### [YOUR TASK]
Below are some records. Say how many of their lines contain the string "російської", and give nothing but the number.
** BEGIN PROVIDED DATA **
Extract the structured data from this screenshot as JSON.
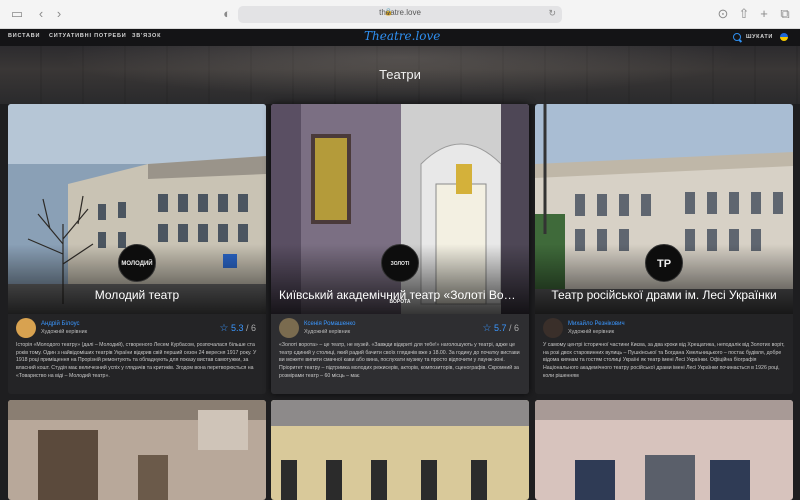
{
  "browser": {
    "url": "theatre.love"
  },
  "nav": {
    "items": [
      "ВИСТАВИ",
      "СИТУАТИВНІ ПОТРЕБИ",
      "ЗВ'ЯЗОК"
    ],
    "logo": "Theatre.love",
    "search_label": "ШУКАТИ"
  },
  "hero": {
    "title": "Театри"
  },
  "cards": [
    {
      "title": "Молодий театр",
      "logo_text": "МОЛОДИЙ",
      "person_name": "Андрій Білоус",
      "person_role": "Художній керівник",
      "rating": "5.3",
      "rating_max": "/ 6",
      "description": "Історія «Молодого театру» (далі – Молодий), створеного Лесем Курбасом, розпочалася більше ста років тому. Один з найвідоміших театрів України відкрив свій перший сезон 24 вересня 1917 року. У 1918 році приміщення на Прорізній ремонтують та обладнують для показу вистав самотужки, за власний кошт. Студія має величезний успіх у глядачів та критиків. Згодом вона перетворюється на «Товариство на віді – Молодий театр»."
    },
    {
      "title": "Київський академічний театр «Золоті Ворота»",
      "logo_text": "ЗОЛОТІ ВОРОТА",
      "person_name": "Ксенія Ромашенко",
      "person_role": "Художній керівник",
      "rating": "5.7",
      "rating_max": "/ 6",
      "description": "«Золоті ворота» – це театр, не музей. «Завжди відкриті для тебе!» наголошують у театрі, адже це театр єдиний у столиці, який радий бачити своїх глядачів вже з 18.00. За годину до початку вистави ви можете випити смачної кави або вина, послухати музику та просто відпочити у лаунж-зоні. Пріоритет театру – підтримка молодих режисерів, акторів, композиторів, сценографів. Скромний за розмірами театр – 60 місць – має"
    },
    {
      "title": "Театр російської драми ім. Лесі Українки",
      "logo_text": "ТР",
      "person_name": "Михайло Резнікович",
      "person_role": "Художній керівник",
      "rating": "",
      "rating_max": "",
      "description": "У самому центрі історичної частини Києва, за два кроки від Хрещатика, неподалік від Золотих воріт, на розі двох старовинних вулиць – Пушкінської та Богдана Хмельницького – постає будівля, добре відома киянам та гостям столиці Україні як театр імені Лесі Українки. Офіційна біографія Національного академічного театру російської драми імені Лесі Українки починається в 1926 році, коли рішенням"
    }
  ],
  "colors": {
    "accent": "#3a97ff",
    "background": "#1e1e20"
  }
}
** END PROVIDED DATA **
** BEGIN PROVIDED DATA **
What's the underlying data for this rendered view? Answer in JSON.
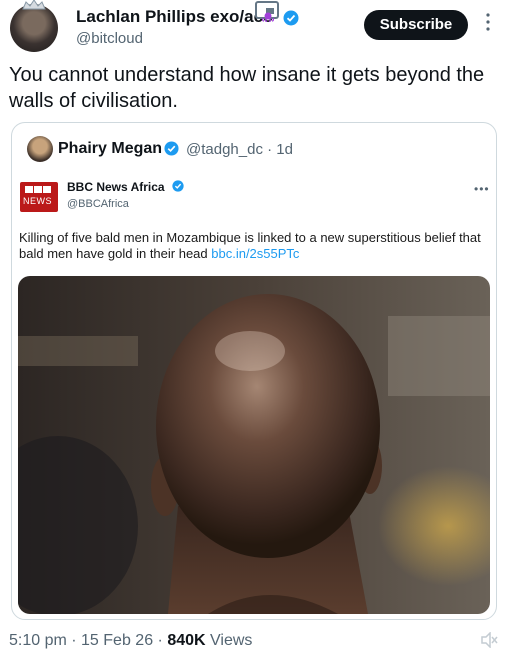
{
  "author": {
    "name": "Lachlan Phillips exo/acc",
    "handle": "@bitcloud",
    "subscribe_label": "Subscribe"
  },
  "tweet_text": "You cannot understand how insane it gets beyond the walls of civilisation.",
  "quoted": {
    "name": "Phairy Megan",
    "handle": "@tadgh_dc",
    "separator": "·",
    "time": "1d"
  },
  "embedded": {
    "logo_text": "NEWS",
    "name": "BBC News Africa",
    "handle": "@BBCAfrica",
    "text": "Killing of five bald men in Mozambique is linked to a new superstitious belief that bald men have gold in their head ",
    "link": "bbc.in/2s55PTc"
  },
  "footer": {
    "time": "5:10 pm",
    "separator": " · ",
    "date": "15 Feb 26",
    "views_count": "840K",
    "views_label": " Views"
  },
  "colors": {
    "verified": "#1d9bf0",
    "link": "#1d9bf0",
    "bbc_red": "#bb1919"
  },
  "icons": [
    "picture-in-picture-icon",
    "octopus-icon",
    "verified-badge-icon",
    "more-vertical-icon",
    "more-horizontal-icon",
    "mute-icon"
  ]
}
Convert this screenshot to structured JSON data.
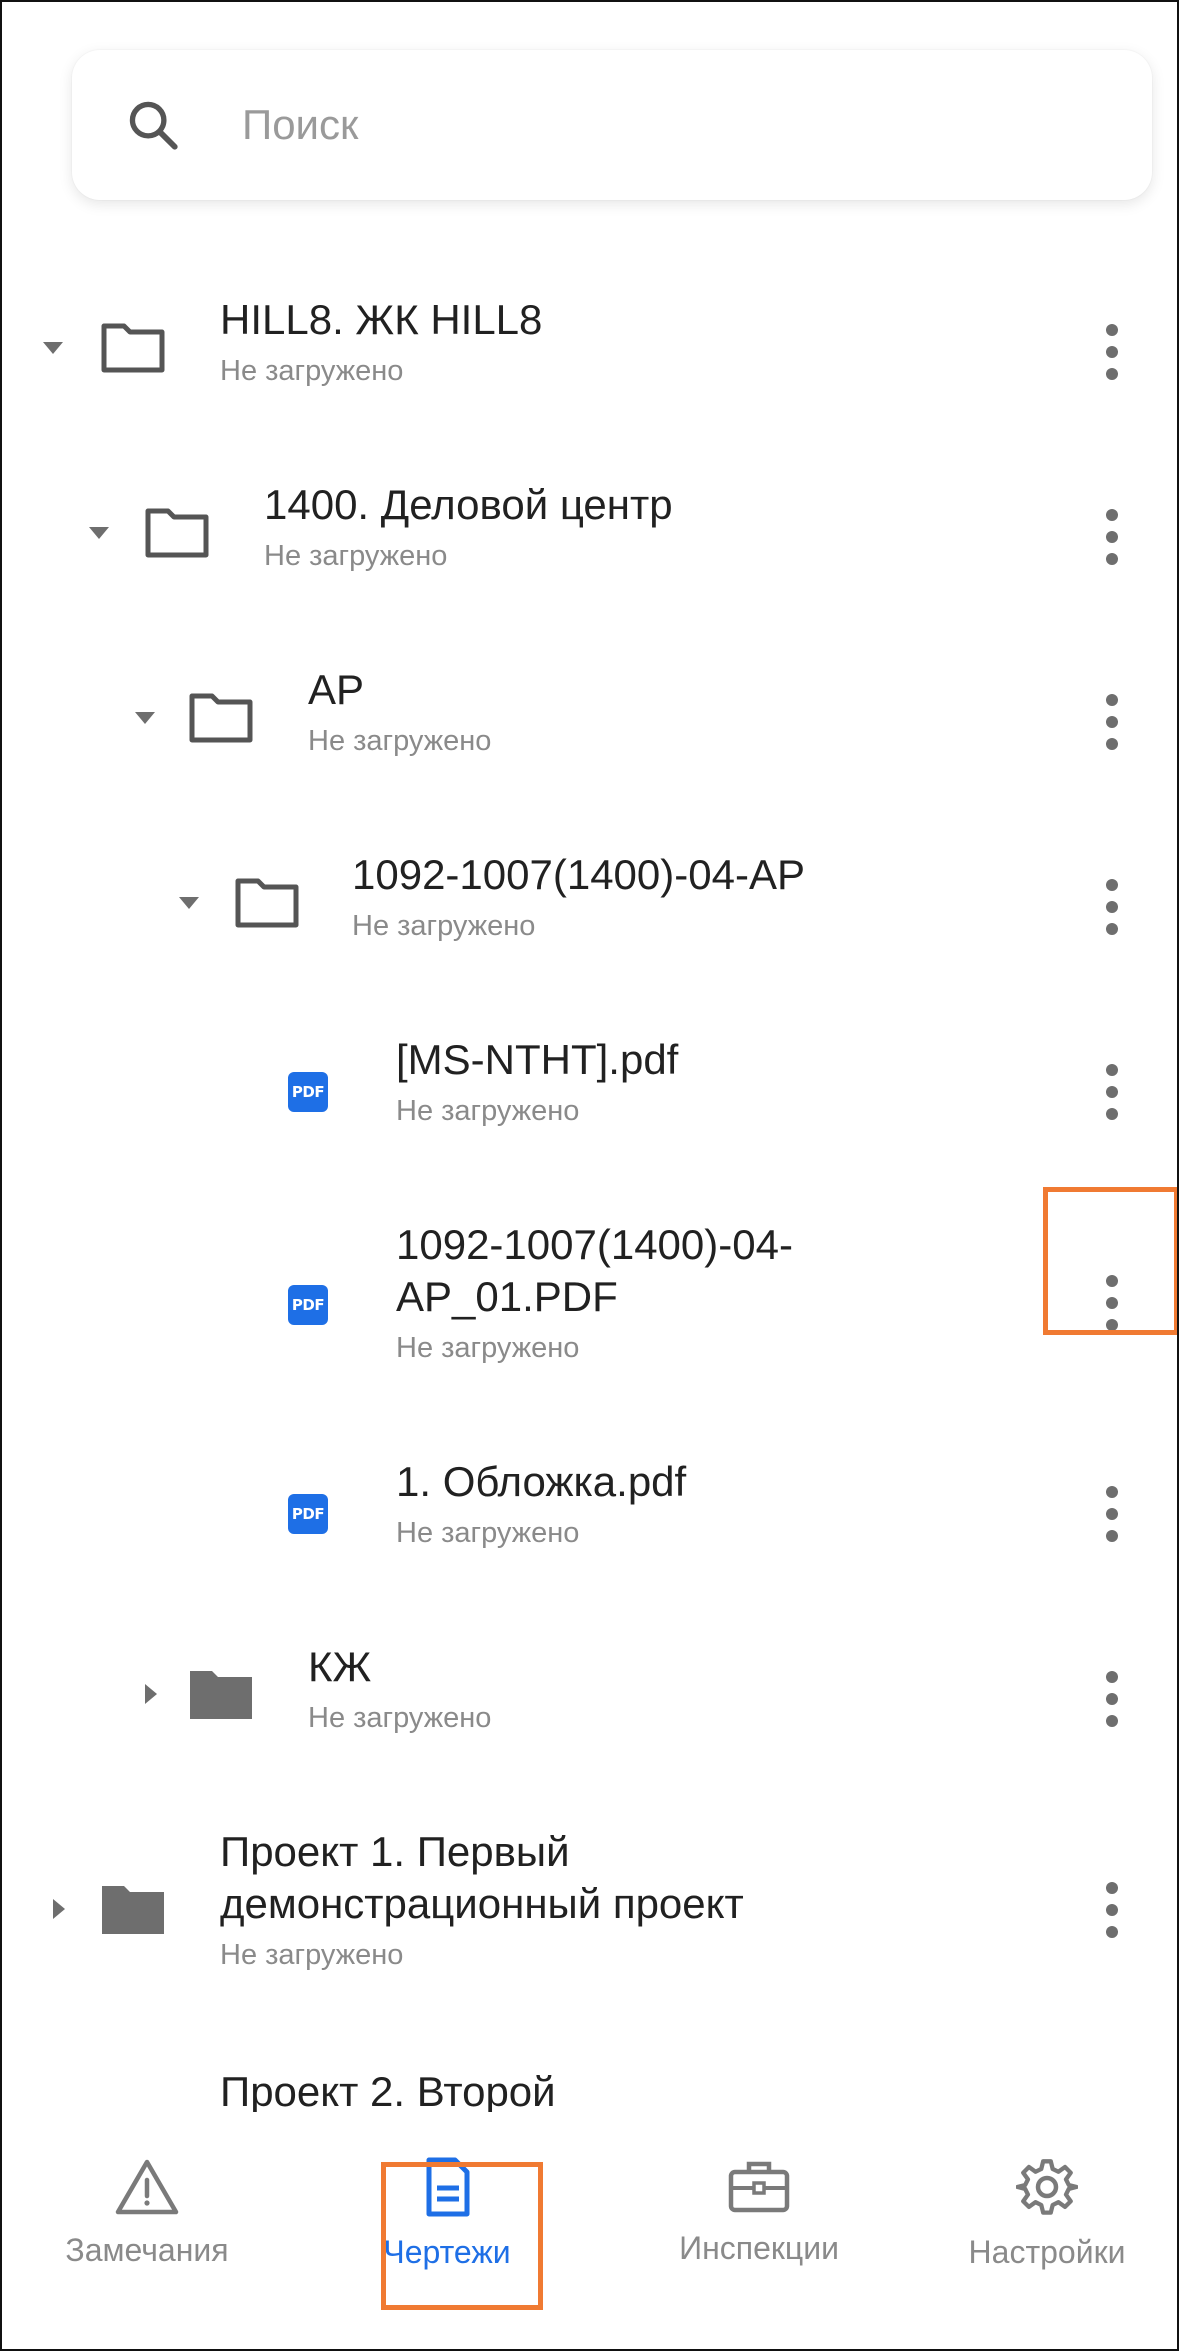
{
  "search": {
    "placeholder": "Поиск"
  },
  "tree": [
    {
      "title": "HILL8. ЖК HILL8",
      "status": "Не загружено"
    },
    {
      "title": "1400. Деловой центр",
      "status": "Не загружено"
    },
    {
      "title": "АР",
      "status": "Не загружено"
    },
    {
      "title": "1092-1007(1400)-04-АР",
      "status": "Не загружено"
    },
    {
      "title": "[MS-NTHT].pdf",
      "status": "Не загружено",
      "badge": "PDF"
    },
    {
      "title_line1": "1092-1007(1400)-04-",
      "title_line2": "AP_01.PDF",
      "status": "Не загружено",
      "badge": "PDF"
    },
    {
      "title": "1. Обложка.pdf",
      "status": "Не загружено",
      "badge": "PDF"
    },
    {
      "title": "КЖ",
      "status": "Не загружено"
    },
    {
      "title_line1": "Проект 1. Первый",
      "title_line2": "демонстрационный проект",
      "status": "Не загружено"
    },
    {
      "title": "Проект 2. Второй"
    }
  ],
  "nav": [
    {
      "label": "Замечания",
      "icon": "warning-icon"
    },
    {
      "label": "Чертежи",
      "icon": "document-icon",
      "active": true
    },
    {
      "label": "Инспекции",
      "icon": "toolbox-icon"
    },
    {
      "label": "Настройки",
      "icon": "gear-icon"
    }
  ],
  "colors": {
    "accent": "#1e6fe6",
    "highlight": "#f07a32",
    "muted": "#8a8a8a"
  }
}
** END PROVIDED DATA **
### [EXERCISE ANSWER]
2